Task statement: Identify all lines in the data containing the string "cancer". Copy them out.

Data excerpts:
——————
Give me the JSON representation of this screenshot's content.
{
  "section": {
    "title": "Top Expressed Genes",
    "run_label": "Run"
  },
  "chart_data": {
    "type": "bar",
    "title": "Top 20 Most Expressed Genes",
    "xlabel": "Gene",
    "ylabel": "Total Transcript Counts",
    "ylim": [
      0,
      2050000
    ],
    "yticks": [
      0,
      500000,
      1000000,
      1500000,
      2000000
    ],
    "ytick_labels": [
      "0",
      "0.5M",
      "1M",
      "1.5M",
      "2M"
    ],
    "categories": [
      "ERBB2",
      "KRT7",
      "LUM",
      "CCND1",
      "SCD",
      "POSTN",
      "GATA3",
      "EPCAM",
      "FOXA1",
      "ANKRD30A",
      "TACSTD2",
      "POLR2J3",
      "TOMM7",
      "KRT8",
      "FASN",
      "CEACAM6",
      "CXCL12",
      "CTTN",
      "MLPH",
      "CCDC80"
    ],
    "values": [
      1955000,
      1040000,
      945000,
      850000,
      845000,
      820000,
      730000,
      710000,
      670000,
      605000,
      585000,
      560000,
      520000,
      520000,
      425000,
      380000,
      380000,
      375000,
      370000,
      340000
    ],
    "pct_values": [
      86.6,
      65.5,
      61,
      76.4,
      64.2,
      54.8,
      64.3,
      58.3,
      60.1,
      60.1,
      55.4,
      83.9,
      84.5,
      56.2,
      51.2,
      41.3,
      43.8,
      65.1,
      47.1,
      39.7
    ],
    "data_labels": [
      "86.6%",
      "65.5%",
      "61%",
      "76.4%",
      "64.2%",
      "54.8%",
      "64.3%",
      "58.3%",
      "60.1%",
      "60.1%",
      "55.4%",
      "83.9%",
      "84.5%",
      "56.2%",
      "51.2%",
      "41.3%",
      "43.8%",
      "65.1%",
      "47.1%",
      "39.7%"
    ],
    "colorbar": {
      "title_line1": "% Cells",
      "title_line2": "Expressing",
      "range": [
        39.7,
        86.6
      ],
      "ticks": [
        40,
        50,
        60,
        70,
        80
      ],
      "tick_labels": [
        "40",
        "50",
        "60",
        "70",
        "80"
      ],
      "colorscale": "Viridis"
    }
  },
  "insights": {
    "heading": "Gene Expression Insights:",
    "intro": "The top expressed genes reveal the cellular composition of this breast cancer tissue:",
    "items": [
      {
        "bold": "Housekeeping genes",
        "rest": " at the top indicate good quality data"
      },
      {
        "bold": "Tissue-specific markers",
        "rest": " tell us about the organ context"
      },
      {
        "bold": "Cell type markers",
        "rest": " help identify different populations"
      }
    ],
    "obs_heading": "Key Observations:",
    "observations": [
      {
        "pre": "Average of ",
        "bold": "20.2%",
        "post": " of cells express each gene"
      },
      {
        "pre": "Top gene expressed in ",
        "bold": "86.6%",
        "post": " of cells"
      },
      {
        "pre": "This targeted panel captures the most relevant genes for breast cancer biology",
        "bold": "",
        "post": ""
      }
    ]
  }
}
——————
Your response:
    "intro": "The top expressed genes reveal the cellular composition of this breast cancer tissue:",
        "pre": "This targeted panel captures the most relevant genes for breast cancer biology",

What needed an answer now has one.